**Data for this task:**
-*-*-

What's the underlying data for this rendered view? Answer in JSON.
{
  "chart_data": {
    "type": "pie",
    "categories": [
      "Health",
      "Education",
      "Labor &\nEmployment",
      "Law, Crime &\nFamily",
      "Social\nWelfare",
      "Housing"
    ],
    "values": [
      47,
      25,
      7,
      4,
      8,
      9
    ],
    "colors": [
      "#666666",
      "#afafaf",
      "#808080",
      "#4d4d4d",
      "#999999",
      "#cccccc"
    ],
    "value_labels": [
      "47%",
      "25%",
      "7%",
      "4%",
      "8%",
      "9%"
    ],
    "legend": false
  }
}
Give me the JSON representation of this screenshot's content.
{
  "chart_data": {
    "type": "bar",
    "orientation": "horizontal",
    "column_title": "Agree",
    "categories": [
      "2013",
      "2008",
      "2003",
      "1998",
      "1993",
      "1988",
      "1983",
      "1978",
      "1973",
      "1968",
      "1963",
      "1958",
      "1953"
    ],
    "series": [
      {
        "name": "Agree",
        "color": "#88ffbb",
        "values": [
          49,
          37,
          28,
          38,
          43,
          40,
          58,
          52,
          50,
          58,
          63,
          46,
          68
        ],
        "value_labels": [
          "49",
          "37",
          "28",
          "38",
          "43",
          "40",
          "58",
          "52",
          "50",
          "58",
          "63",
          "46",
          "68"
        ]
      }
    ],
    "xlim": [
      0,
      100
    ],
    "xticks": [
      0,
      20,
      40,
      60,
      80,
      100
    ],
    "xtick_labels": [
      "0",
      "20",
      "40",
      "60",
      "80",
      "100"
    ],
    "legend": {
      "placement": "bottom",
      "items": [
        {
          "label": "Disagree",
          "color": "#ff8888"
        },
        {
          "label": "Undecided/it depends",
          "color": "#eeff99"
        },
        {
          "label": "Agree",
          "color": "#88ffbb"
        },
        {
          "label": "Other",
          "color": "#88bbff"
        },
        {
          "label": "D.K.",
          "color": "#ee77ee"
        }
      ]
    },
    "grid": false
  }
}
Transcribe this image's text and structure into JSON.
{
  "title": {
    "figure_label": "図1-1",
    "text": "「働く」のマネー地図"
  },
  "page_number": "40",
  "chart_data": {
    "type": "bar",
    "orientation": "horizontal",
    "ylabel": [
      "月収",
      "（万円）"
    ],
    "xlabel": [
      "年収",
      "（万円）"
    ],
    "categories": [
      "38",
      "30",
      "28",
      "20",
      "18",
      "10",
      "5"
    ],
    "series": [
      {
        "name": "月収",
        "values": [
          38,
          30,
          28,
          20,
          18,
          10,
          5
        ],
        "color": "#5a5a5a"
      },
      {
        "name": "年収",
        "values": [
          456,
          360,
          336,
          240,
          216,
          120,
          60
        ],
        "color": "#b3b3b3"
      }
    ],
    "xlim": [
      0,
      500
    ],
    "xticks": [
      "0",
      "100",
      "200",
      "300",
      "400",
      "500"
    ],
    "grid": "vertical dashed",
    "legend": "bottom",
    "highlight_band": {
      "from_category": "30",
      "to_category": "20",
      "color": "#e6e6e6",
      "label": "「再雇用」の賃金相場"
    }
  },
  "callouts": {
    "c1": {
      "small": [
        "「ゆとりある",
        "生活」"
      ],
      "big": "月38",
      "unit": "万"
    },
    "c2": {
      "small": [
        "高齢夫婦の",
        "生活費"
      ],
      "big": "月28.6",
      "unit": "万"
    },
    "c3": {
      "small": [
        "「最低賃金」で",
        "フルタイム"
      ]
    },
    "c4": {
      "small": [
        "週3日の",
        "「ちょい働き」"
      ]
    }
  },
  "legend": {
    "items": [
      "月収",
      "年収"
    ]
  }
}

-*-*-

**Task requirements:**
The entries above must be returned exactly.

**Answer to the problem:**
What's the underlying data for this rendered view? Answer in JSON.
{
  "chart_data": {
    "type": "pie",
    "categories": [
      "Health",
      "Education",
      "Labor &\nEmployment",
      "Law, Crime &\nFamily",
      "Social\nWelfare",
      "Housing"
    ],
    "values": [
      47,
      25,
      7,
      4,
      8,
      9
    ],
    "colors": [
      "#666666",
      "#afafaf",
      "#808080",
      "#4d4d4d",
      "#999999",
      "#cccccc"
    ],
    "value_labels": [
      "47%",
      "25%",
      "7%",
      "4%",
      "8%",
      "9%"
    ],
    "legend": false
  }
}
Give me the JSON representation of this screenshot's content.
{
  "chart_data": {
    "type": "bar",
    "orientation": "horizontal",
    "column_title": "Agree",
    "categories": [
      "2013",
      "2008",
      "2003",
      "1998",
      "1993",
      "1988",
      "1983",
      "1978",
      "1973",
      "1968",
      "1963",
      "1958",
      "1953"
    ],
    "series": [
      {
        "name": "Agree",
        "color": "#88ffbb",
        "values": [
          49,
          37,
          28,
          38,
          43,
          40,
          58,
          52,
          50,
          58,
          63,
          46,
          68
        ],
        "value_labels": [
          "49",
          "37",
          "28",
          "38",
          "43",
          "40",
          "58",
          "52",
          "50",
          "58",
          "63",
          "46",
          "68"
        ]
      }
    ],
    "xlim": [
      0,
      100
    ],
    "xticks": [
      0,
      20,
      40,
      60,
      80,
      100
    ],
    "xtick_labels": [
      "0",
      "20",
      "40",
      "60",
      "80",
      "100"
    ],
    "legend": {
      "placement": "bottom",
      "items": [
        {
          "label": "Disagree",
          "color": "#ff8888"
        },
        {
          "label": "Undecided/it depends",
          "color": "#eeff99"
        },
        {
          "label": "Agree",
          "color": "#88ffbb"
        },
        {
          "label": "Other",
          "color": "#88bbff"
        },
        {
          "label": "D.K.",
          "color": "#ee77ee"
        }
      ]
    },
    "grid": false
  }
}
Transcribe this image's text and structure into JSON.
{
  "title": {
    "figure_label": "図1-1",
    "text": "「働く」のマネー地図"
  },
  "page_number": "40",
  "chart_data": {
    "type": "bar",
    "orientation": "horizontal",
    "ylabel": [
      "月収",
      "（万円）"
    ],
    "xlabel": [
      "年収",
      "（万円）"
    ],
    "categories": [
      "38",
      "30",
      "28",
      "20",
      "18",
      "10",
      "5"
    ],
    "series": [
      {
        "name": "月収",
        "values": [
          38,
          30,
          28,
          20,
          18,
          10,
          5
        ],
        "color": "#5a5a5a"
      },
      {
        "name": "年収",
        "values": [
          456,
          360,
          336,
          240,
          216,
          120,
          60
        ],
        "color": "#b3b3b3"
      }
    ],
    "xlim": [
      0,
      500
    ],
    "xticks": [
      "0",
      "100",
      "200",
      "300",
      "400",
      "500"
    ],
    "grid": "vertical dashed",
    "legend": "bottom",
    "highlight_band": {
      "from_category": "30",
      "to_category": "20",
      "color": "#e6e6e6",
      "label": "「再雇用」の賃金相場"
    }
  },
  "callouts": {
    "c1": {
      "small": [
        "「ゆとりある",
        "生活」"
      ],
      "big": "月38",
      "unit": "万"
    },
    "c2": {
      "small": [
        "高齢夫婦の",
        "生活費"
      ],
      "big": "月28.6",
      "unit": "万"
    },
    "c3": {
      "small": [
        "「最低賃金」で",
        "フルタイム"
      ]
    },
    "c4": {
      "small": [
        "週3日の",
        "「ちょい働き」"
      ]
    }
  },
  "legend": {
    "items": [
      "月収",
      "年収"
    ]
  }
}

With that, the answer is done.